ТЕКСТ ДЛЯ ИЗУЧЕНИЯ

————————

И это не может не радовать.
04.12.2008 23:36:54
№8
Рома, ты опять за своё?
04.12.2008 23:37:15
№9
Для №8 Mak (04.12.2008 23:36:54):
ты про эйпол?
04.12.2008 23:39:22
№10
Для №9 Павлюченко Роман (04.12.2008 23:37:15):
а то ты не понял
04.12.2008 23:46:26
№11
Для №10 Mak (04.12.2008 23:39:22):
ну и ладно. я ш любя. я ш не со зла.
05.12.2008 00:14:43
№12
красивый рассказ
05.12.2008 00:16:51
№13
Для №12 Миша (05.12.2008 00:14:43):
миш, чо не спиш?
05.12.2008 00:22:23
№14
в асе тону. а ты?
05.12.2008 00:23:07
№15
Для №14 Миша (05.12.2008 00:22:23):
в асе тож тону.
05.12.2008 00:23:48
№16
ой. ну удачно тебе выплыть)
Для №15 Павлюченко Роман (05.12.2008 00:23:07):
05.12.2008 00:24:48
№17
Для №16 Миша (05.12.2008 00:23:48):
угу. выплыву как небуть
05.12.2008 00:34:45
№18
"Он шол...Она шла..."
Делать больше нехуй?
05.12.2008 00:35:52
№19
Для №18 Л.Н.Толстов. (05.12.2008 00:34:45):
о, бля. проснулся. 3-4, кони.
05.12.2008 00:52:22
№20
Мысль интересная, но не новая.
Для №19 Павлюченко Роман (05.12.2008 00:35:52):
05.12.2008 00:59:16
№21
А вообще, Кординала скора на кунилингус нарвёцца... И нехуй патом милицыю звать!
05.12.2008 01:02:24
№22
Кардинала чудесна во всех стилях. Толстов кстате гат доёпческий. Хотя и он хорош.
05.12.2008 01:04:15
№23
И вобще чо с Гондурасом было? На орге вобще ничего, на нет какаята фигня типа ошиблись страницей .
05.12.2008 07:21:20
№24
Для №23 мышелов (05.12.2008 01:04:15):
Ломался.
05.12.2008 09:23:00
№25
очень многа букаф
05.12.2008 09:33:18
№26
Не девочка штоб ломаться.
Для №24 Maть Тереза (05.12.2008 07:21:20):
05.12.2008 10:16:15
№27
Для №26 мышелов (05.12.2008 09:33:18):
она не девочка?!?
05.12.2008 10:27:07
№28
Для №27 Добрый (05.12.2008 10:16:15):
Да, Добрый, придётся тебе напиться сёдня с горя.

————————

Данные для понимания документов
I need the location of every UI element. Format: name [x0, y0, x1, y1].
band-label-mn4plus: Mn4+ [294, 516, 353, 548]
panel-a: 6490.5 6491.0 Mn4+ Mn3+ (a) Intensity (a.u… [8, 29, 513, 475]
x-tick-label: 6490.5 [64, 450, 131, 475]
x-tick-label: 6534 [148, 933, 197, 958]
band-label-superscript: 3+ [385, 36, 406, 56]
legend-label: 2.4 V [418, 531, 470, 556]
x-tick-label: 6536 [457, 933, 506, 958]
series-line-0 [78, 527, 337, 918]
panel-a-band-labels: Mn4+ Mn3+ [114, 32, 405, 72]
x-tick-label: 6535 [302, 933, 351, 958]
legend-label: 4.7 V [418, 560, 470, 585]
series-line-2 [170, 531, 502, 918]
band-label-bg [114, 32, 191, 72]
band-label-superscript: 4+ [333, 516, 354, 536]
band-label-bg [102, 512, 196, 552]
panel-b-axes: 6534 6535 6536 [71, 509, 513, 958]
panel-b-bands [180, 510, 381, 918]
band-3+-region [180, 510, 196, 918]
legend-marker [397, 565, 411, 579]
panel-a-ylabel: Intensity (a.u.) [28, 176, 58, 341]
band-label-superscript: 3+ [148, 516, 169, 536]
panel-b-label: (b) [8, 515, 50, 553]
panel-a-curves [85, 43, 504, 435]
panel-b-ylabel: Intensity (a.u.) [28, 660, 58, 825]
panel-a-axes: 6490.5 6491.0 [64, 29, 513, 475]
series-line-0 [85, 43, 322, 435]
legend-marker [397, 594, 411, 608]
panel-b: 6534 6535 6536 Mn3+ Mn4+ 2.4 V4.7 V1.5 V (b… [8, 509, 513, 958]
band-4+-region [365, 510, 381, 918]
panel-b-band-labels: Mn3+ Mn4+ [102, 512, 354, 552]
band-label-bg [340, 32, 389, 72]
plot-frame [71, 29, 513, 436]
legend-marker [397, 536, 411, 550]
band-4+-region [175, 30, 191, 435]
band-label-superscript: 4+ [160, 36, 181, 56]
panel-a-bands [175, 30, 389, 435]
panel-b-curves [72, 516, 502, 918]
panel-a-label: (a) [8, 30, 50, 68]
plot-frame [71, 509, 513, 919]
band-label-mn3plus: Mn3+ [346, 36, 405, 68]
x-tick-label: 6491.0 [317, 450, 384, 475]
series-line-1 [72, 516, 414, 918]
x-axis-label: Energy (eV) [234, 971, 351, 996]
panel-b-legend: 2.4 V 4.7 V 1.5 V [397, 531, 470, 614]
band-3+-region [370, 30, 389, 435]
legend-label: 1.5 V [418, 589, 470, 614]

————————

ПРИМЕНИТЕ ПРОЧИТАННОЕ
A. Перечислите всех авторов, на чьи комментарии в ветке комментариев отвечают в строках, начинающихся с «Для №». Каждое имя укажите один раз.
B. Ответьте на вопросы по ветке комментариев.
(i) Где, согласно реплике «в асе тону. а ты?», тонет пишущий?
(ii) Какой счёт назван в реплике, которая заканчивается словом «кони»?
(iii) Каким одним словом ответили на вопрос о том, что было с Гондурасом?
C. Продолжите ветку комментариев после её последней реплики.

РЕШЁННЫЕ ЗАДАНИЯ
A. Mak, Павлюченко Роман, Миша, Л.Н.Толстов., мышелов, Maть Тереза, Добрый.

B.
(i) В асе.
(ii) 3-4.
(iii) «Ломался».

C.
и мне
05.12.2008 10:58:37
№29
Для №28 Mak (05.12.2008 10:27:07):
вапще не пью никогда больше
05.12.2008 11:01:59
№30
Для №29 Добрый (05.12.2008 10:58:37):
ага, встреча са фтючем не прошла бесследно...
05.12.2008 11:54:14
№31
мне рассказ напомнил присной памяти перевал кира булычева.
а именно первую часть дилогии.
где ободранные голодные детишки шлепают по тундре
в сторону гор и дальше - к космическому кораблю.
их лохмотья развеваются на колючем ветру,
босые ноги мерзнут на снежном насте, а вокруг какие-то опасные дикие звери.
совершенно непонятные.
у нас в армии эта книжка была единственной в казарме.
кто хотел чё-то почитать - читали ее.
а 6-й том собрания сочинений сталина подербанили на подтиру.
вобщем наша рота была далеко не филиал ленинской библиотеки.
но перевал булычева (имхо с тех времен) - пиздатая книжка.
05.12.2008 11:57:20
№32
Для №31 Захар Косых (05.12.2008 11:54:14):
у нас в роте "Педагогическа поэма" была Макаренко. Правда первые 20 страниц тоже на подтиру ушло. Я это дело пресёк. Правда так и не знаю до сих пор, с чево там дело началось
05.12.2008 12:19:20
№33
Счастливые вы, у нас были только подшивка туркменистан коммунисти и книга какого-то хуйбердыева на русском.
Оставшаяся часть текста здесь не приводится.